(Stored data entries)
|---|
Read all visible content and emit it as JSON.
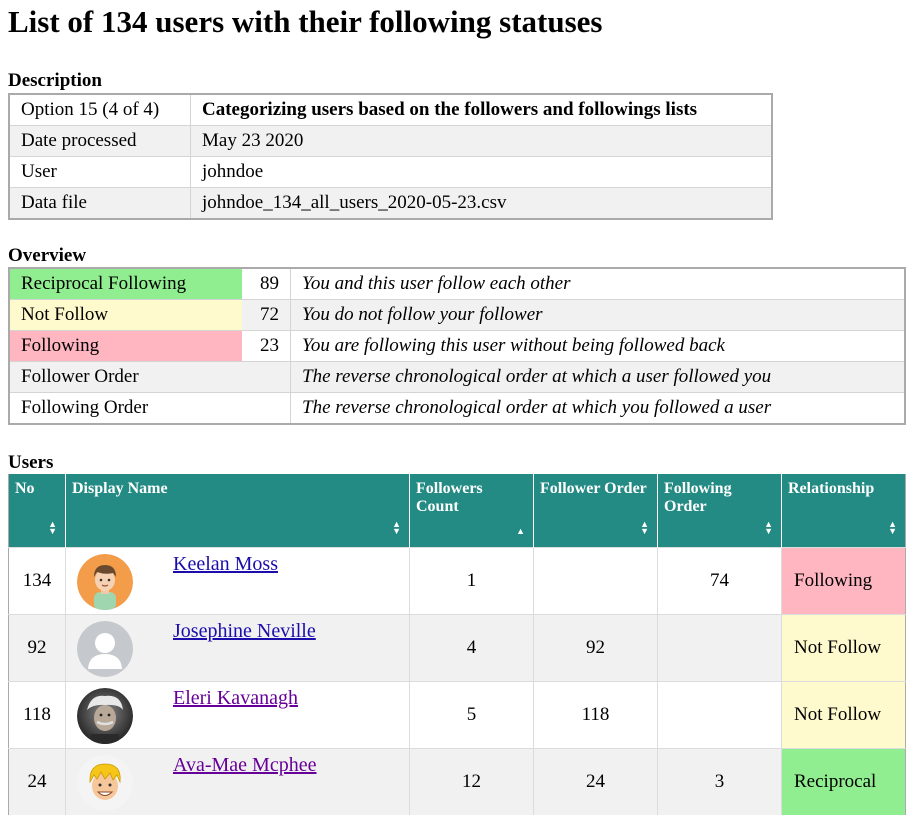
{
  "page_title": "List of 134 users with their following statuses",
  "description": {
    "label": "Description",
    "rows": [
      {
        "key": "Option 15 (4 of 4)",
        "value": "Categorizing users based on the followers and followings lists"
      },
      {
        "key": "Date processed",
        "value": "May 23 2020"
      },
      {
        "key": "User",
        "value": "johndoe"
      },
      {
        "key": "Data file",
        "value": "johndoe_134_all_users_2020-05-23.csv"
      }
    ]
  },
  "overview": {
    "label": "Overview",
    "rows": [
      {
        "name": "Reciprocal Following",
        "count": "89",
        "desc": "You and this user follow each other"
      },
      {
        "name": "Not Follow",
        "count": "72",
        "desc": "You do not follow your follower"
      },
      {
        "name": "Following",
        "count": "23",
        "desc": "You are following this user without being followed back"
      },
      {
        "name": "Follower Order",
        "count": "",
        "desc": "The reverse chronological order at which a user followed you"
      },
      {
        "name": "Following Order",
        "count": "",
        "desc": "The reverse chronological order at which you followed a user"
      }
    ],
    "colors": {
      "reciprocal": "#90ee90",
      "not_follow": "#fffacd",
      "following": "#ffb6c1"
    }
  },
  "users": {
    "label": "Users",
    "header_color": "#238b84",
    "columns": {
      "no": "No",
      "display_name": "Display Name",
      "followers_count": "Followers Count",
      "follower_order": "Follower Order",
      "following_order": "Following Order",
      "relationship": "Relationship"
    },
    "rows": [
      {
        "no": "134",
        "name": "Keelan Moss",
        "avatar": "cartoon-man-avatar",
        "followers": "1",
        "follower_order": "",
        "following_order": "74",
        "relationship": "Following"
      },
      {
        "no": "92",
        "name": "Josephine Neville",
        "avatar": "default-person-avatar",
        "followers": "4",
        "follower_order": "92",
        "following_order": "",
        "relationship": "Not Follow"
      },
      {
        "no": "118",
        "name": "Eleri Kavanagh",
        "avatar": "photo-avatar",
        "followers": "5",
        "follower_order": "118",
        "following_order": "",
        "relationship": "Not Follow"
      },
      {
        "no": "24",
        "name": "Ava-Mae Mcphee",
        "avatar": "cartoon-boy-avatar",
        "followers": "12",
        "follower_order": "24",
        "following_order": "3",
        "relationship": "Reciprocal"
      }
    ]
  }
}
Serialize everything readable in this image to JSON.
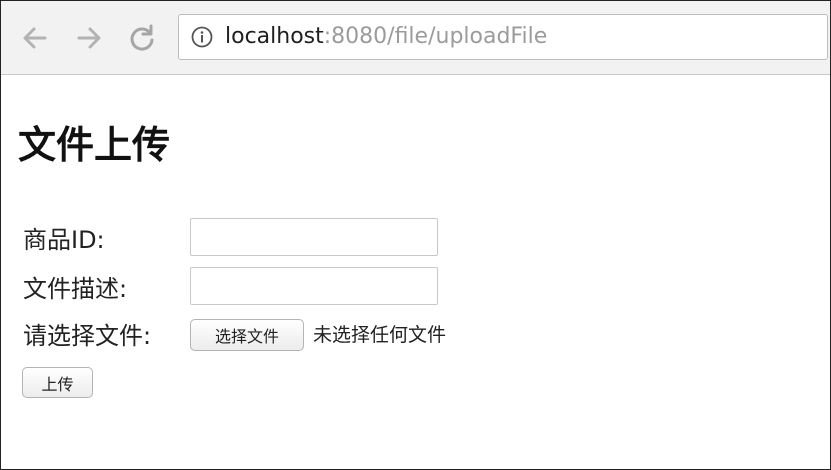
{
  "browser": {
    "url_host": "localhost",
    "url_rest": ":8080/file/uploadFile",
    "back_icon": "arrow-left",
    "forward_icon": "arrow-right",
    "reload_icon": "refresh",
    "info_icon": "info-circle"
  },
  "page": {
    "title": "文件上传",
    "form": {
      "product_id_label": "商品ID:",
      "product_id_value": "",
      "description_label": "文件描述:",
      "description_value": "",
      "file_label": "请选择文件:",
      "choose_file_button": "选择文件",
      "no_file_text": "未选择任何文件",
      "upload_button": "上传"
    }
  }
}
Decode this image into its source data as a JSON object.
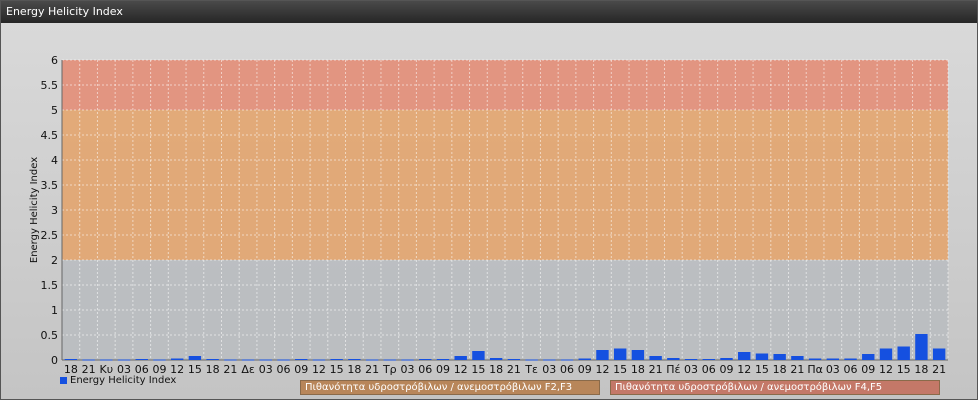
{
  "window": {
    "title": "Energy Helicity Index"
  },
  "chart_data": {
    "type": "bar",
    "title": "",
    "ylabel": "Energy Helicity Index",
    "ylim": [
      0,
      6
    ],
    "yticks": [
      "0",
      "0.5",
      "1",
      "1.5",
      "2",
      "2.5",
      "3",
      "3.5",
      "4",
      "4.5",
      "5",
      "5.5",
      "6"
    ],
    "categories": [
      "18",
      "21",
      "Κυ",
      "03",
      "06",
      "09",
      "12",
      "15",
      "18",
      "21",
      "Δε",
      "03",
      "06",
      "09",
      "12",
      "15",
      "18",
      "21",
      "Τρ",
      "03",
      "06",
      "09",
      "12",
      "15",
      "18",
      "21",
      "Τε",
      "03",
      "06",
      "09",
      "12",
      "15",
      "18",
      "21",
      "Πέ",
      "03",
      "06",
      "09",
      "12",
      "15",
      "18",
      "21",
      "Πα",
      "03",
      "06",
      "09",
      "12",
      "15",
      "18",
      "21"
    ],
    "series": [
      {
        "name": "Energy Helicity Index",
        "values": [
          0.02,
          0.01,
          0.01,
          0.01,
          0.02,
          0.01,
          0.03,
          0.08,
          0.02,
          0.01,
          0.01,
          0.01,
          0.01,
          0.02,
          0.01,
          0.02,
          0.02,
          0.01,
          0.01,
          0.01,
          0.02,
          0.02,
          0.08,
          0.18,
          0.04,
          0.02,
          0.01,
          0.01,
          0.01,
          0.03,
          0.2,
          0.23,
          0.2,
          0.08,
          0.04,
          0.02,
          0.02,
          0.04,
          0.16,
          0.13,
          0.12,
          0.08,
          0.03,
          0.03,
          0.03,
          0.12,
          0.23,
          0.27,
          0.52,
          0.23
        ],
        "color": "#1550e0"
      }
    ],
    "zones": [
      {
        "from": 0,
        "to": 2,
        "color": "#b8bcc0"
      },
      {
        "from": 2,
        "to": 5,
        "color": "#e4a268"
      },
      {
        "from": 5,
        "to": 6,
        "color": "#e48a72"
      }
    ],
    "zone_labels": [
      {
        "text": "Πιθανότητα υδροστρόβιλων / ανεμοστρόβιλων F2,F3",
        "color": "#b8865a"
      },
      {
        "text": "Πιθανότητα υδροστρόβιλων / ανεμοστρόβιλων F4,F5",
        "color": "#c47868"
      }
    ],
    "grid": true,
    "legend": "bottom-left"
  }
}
|---|
In the entries above, identify every line with the string "chronological".

Output for this exercise:
        "desc": "The reverse chronological order at which a user followed you"
        "desc": "The reverse chronological order at which you followed a user"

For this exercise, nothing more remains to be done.